- Selection -
Ethiopia Organization of the Church and the Clergy
The Ethiopian Orthodox Church's headquarters was in Addis
Ababa. The boundaries of the dioceses, each under a bishop,
followed provincial boundaries; a patriarch (abun) headed
the church. The ultimate authority in matters of faith was
the Episcopal Synod. In addition, the Church Council, a
consultative body that included clergy and laity, reviewed
and drafted administrative policy.
Beginning in 1950, the choice of the abun passed from the
Coptic Church of Egypt in Alexandria to the Episcopal Synod
in Addis Ababa. When Abuna Tewoflos was ousted by the
government in 1976, the church announced that nominees for
patriarch would be chosen from a pool of bishops and monks--
archbishops were disqualified--and that the successful
candidate would be chosen on the basis of a vote by clergy
and laity. The new abun was a fifty-eight-year-old monk who
took the name of Tekla Haimanot, after a fourteenth-century
Ethiopian saint.

- Material -
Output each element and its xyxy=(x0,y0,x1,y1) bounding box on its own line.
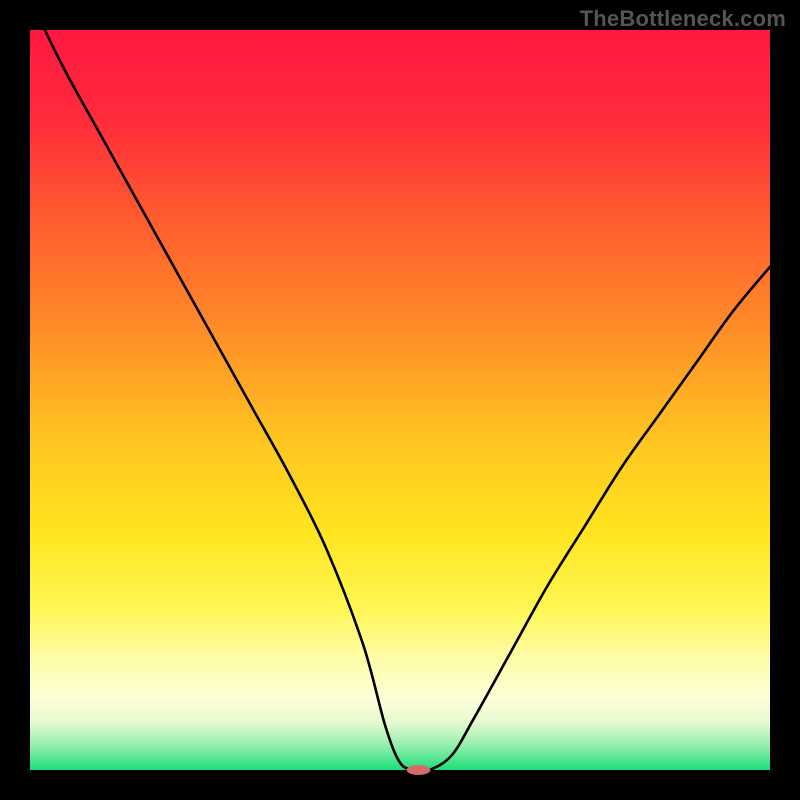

- Given task -
Please copy the passage on the organization of the Ethiopian Orthodox Church and its clergy word for word, keeping every line as it appears.

- Answer for the task -
Ethiopia Organization of the Church and the Clergy
The Ethiopian Orthodox Church's headquarters was in Addis
Ababa. The boundaries of the dioceses, each under a bishop,
followed provincial boundaries; a patriarch (abun) headed
the church. The ultimate authority in matters of faith was
the Episcopal Synod. In addition, the Church Council, a
consultative body that included clergy and laity, reviewed
and drafted administrative policy.
Beginning in 1950, the choice of the abun passed from the
Coptic Church of Egypt in Alexandria to the Episcopal Synod
in Addis Ababa. When Abuna Tewoflos was ousted by the
government in 1976, the church announced that nominees for
patriarch would be chosen from a pool of bishops and monks--
archbishops were disqualified--and that the successful
candidate would be chosen on the basis of a vote by clergy
and laity. The new abun was a fifty-eight-year-old monk who
took the name of Tekla Haimanot, after a fourteenth-century
Ethiopian saint.